- _Data shown_
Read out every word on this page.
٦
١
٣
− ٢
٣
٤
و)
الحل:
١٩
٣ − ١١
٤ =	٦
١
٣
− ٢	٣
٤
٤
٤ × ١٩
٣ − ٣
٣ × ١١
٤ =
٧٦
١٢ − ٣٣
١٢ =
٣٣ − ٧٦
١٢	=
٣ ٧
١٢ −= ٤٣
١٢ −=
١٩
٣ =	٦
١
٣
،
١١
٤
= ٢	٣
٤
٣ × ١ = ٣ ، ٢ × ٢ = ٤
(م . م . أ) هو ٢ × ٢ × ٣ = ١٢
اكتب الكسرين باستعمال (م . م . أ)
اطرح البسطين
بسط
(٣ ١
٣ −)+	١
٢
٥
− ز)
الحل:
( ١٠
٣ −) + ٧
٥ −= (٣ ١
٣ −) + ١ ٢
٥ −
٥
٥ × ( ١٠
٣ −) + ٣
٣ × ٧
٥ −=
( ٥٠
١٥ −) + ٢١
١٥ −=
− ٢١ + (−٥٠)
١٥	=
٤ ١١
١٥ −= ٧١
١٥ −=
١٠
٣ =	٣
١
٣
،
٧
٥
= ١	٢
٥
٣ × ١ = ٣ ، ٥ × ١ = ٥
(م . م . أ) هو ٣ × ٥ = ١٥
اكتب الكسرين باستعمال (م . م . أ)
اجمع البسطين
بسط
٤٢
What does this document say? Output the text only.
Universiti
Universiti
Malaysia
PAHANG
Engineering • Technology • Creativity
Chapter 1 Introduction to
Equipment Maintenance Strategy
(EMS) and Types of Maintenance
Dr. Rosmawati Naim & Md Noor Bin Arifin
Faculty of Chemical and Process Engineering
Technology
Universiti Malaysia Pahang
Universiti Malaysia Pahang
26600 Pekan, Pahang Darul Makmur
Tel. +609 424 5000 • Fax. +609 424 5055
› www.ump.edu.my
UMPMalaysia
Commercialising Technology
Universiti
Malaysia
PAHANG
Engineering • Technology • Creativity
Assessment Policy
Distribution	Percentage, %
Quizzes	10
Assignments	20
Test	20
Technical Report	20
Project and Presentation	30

---

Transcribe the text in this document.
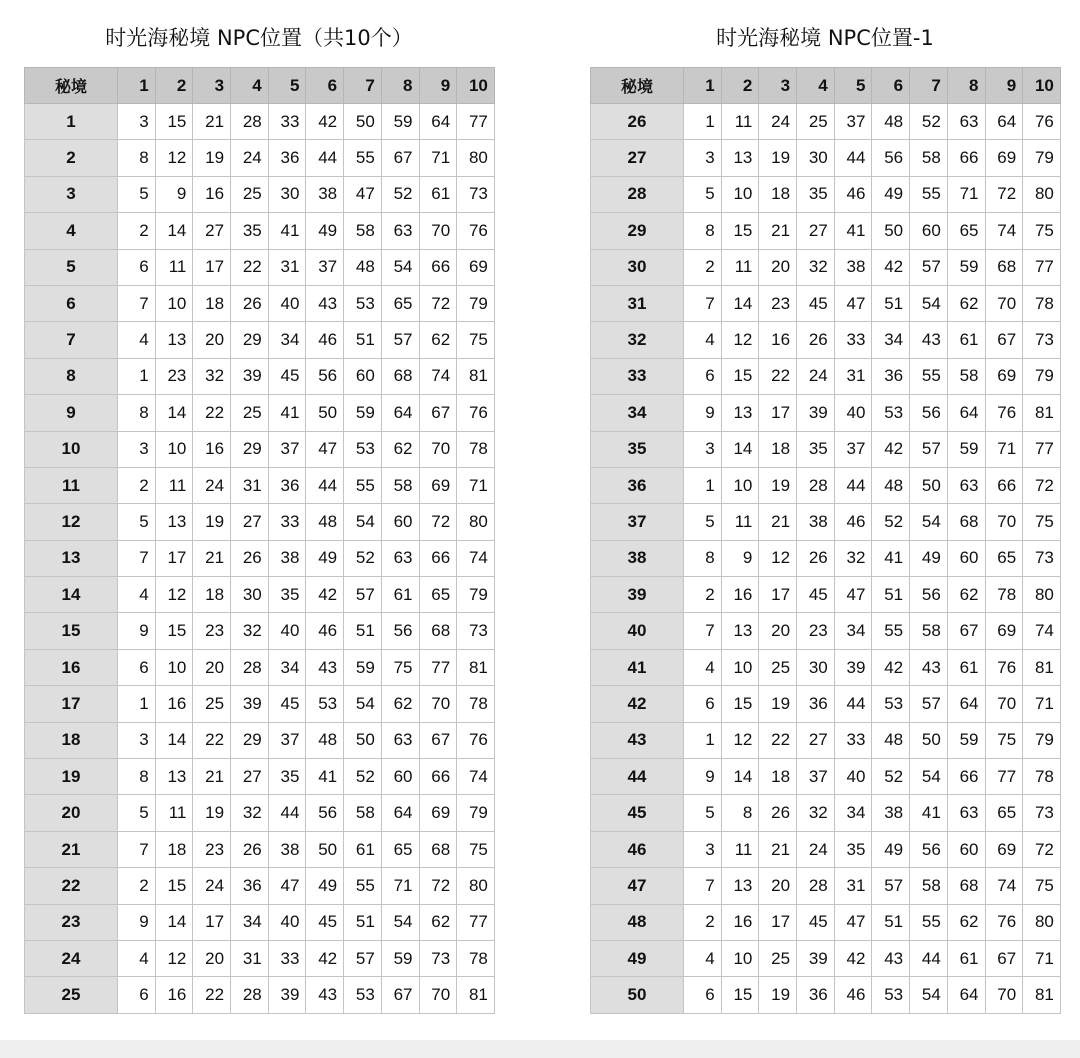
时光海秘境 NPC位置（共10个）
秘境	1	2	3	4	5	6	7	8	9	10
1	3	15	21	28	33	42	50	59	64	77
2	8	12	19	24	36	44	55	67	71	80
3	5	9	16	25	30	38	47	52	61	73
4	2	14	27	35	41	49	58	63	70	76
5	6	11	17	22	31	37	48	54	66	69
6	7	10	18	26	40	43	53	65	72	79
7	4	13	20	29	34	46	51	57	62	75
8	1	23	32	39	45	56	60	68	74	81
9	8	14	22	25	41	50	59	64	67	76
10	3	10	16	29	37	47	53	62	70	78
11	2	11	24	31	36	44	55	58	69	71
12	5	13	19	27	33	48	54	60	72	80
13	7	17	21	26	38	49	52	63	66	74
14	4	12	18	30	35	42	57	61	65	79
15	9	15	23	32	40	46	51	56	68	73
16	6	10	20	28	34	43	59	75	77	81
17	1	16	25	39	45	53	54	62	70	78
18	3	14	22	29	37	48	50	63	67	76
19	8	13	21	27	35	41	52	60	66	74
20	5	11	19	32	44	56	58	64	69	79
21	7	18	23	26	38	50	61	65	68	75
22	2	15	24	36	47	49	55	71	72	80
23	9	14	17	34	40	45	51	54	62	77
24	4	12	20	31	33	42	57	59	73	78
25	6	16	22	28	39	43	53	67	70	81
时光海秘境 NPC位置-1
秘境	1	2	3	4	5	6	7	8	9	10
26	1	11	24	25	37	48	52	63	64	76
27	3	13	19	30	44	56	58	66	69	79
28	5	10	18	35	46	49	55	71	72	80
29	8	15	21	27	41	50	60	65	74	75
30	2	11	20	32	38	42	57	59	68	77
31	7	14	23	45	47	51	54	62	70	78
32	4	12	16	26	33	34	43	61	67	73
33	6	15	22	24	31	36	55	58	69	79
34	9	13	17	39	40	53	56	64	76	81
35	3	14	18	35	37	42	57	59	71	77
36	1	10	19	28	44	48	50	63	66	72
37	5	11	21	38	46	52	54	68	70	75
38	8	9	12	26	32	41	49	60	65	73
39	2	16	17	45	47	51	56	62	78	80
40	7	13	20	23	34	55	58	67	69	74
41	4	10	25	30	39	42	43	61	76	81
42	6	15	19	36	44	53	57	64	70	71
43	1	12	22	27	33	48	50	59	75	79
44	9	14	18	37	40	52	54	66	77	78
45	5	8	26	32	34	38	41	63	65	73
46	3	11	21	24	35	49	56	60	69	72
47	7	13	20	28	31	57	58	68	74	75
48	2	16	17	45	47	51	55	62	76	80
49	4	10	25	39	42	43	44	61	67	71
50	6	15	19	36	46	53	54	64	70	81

- _Given request_
State the number of lines in these entries that include the string "Technology". Provide nothing beyond that number.

- _Solution to the problem_
4